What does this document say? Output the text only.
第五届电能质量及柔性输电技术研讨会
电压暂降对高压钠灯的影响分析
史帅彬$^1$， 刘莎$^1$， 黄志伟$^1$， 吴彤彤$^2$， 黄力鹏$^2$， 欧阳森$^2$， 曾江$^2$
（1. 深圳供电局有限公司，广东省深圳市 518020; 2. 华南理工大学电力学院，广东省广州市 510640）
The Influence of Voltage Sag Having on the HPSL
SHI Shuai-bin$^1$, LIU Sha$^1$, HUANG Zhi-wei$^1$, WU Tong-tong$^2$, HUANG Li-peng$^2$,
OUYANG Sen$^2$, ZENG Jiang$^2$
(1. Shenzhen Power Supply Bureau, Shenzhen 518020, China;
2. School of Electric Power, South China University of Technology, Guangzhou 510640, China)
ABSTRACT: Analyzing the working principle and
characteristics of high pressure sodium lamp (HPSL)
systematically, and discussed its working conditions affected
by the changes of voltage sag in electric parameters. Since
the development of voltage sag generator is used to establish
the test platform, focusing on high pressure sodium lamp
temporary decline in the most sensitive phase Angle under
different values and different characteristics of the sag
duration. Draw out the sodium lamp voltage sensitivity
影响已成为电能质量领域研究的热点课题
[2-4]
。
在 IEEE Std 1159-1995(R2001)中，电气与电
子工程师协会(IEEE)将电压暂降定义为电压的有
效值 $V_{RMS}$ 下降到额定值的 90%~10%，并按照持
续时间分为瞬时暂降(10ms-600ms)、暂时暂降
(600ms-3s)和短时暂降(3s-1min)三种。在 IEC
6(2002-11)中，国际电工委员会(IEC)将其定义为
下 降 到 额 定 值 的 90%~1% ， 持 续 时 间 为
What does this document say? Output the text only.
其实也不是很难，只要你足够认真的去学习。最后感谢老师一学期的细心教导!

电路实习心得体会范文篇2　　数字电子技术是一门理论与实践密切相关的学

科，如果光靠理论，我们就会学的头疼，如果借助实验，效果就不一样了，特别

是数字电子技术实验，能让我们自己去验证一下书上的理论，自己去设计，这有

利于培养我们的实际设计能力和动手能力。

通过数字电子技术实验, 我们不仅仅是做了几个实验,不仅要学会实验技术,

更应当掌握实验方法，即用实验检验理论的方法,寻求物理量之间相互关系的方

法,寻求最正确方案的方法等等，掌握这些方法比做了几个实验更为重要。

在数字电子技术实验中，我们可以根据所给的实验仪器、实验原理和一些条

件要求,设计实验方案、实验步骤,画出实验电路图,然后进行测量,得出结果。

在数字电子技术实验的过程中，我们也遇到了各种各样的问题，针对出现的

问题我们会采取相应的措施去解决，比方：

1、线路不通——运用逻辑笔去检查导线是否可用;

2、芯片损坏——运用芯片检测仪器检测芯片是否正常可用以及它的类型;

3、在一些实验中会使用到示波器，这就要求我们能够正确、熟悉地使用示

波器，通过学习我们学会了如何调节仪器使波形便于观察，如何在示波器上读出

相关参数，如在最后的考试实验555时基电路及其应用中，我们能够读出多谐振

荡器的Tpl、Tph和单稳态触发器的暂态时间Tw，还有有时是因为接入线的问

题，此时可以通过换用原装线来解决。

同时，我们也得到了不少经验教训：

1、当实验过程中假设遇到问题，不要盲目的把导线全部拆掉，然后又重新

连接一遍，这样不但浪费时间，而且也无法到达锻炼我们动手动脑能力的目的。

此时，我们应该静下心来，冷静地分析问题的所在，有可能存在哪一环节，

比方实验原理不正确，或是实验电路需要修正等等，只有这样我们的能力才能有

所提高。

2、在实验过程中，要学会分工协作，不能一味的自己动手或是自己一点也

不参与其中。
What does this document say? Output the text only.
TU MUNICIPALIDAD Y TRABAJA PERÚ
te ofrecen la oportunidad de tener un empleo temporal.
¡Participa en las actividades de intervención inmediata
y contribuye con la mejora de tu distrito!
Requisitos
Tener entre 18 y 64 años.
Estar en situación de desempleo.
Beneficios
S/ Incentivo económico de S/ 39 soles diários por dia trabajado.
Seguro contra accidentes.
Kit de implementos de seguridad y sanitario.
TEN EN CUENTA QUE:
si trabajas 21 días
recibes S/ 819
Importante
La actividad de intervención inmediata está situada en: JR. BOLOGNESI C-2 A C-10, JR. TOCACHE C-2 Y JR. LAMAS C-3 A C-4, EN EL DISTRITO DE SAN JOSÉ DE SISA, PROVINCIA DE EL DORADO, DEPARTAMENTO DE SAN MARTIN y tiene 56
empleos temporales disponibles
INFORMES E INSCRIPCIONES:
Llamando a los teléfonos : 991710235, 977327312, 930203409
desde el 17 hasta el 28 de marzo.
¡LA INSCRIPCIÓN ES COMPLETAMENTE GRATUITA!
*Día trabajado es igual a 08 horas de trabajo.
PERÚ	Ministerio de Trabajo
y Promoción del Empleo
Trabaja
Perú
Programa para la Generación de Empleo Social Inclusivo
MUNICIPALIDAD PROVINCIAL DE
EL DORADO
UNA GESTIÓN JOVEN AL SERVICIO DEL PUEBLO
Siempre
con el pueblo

EXERCISE GOAL |
Copy out the whole listing exactly; please set it all down.

THE ANSWER |
What does this document say? Output the text only.
第五届电能质量及柔性输电技术研讨会
电压暂降对高压钠灯的影响分析
史帅彬$^1$， 刘莎$^1$， 黄志伟$^1$， 吴彤彤$^2$， 黄力鹏$^2$， 欧阳森$^2$， 曾江$^2$
（1. 深圳供电局有限公司，广东省深圳市 518020; 2. 华南理工大学电力学院，广东省广州市 510640）
The Influence of Voltage Sag Having on the HPSL
SHI Shuai-bin$^1$, LIU Sha$^1$, HUANG Zhi-wei$^1$, WU Tong-tong$^2$, HUANG Li-peng$^2$,
OUYANG Sen$^2$, ZENG Jiang$^2$
(1. Shenzhen Power Supply Bureau, Shenzhen 518020, China;
2. School of Electric Power, South China University of Technology, Guangzhou 510640, China)
ABSTRACT: Analyzing the working principle and
characteristics of high pressure sodium lamp (HPSL)
systematically, and discussed its working conditions affected
by the changes of voltage sag in electric parameters. Since
the development of voltage sag generator is used to establish
the test platform, focusing on high pressure sodium lamp
temporary decline in the most sensitive phase Angle under
different values and different characteristics of the sag
duration. Draw out the sodium lamp voltage sensitivity
影响已成为电能质量领域研究的热点课题
[2-4]
。
在 IEEE Std 1159-1995(R2001)中，电气与电
子工程师协会(IEEE)将电压暂降定义为电压的有
效值 $V_{RMS}$ 下降到额定值的 90%~10%，并按照持
续时间分为瞬时暂降(10ms-600ms)、暂时暂降
(600ms-3s)和短时暂降(3s-1min)三种。在 IEC
6(2002-11)中，国际电工委员会(IEC)将其定义为
下 降 到 额 定 值 的 90%~1% ， 持 续 时 间 为
What does this document say? Output the text only.
其实也不是很难，只要你足够认真的去学习。最后感谢老师一学期的细心教导!

电路实习心得体会范文篇2　　数字电子技术是一门理论与实践密切相关的学

科，如果光靠理论，我们就会学的头疼，如果借助实验，效果就不一样了，特别

是数字电子技术实验，能让我们自己去验证一下书上的理论，自己去设计，这有

利于培养我们的实际设计能力和动手能力。

通过数字电子技术实验, 我们不仅仅是做了几个实验,不仅要学会实验技术,

更应当掌握实验方法，即用实验检验理论的方法,寻求物理量之间相互关系的方

法,寻求最正确方案的方法等等，掌握这些方法比做了几个实验更为重要。

在数字电子技术实验中，我们可以根据所给的实验仪器、实验原理和一些条

件要求,设计实验方案、实验步骤,画出实验电路图,然后进行测量,得出结果。

在数字电子技术实验的过程中，我们也遇到了各种各样的问题，针对出现的

问题我们会采取相应的措施去解决，比方：

1、线路不通——运用逻辑笔去检查导线是否可用;

2、芯片损坏——运用芯片检测仪器检测芯片是否正常可用以及它的类型;

3、在一些实验中会使用到示波器，这就要求我们能够正确、熟悉地使用示

波器，通过学习我们学会了如何调节仪器使波形便于观察，如何在示波器上读出

相关参数，如在最后的考试实验555时基电路及其应用中，我们能够读出多谐振

荡器的Tpl、Tph和单稳态触发器的暂态时间Tw，还有有时是因为接入线的问

题，此时可以通过换用原装线来解决。

同时，我们也得到了不少经验教训：

1、当实验过程中假设遇到问题，不要盲目的把导线全部拆掉，然后又重新

连接一遍，这样不但浪费时间，而且也无法到达锻炼我们动手动脑能力的目的。

此时，我们应该静下心来，冷静地分析问题的所在，有可能存在哪一环节，

比方实验原理不正确，或是实验电路需要修正等等，只有这样我们的能力才能有

所提高。

2、在实验过程中，要学会分工协作，不能一味的自己动手或是自己一点也

不参与其中。
What does this document say? Output the text only.
TU MUNICIPALIDAD Y TRABAJA PERÚ
te ofrecen la oportunidad de tener un empleo temporal.
¡Participa en las actividades de intervención inmediata
y contribuye con la mejora de tu distrito!
Requisitos
Tener entre 18 y 64 años.
Estar en situación de desempleo.
Beneficios
S/ Incentivo económico de S/ 39 soles diários por dia trabajado.
Seguro contra accidentes.
Kit de implementos de seguridad y sanitario.
TEN EN CUENTA QUE:
si trabajas 21 días
recibes S/ 819
Importante
La actividad de intervención inmediata está situada en: JR. BOLOGNESI C-2 A C-10, JR. TOCACHE C-2 Y JR. LAMAS C-3 A C-4, EN EL DISTRITO DE SAN JOSÉ DE SISA, PROVINCIA DE EL DORADO, DEPARTAMENTO DE SAN MARTIN y tiene 56
empleos temporales disponibles
INFORMES E INSCRIPCIONES:
Llamando a los teléfonos : 991710235, 977327312, 930203409
desde el 17 hasta el 28 de marzo.
¡LA INSCRIPCIÓN ES COMPLETAMENTE GRATUITA!
*Día trabajado es igual a 08 horas de trabajo.
PERÚ	Ministerio de Trabajo
y Promoción del Empleo
Trabaja
Perú
Programa para la Generación de Empleo Social Inclusivo
MUNICIPALIDAD PROVINCIAL DE
EL DORADO
UNA GESTIÓN JOVEN AL SERVICIO DEL PUEBLO
Siempre
con el pueblo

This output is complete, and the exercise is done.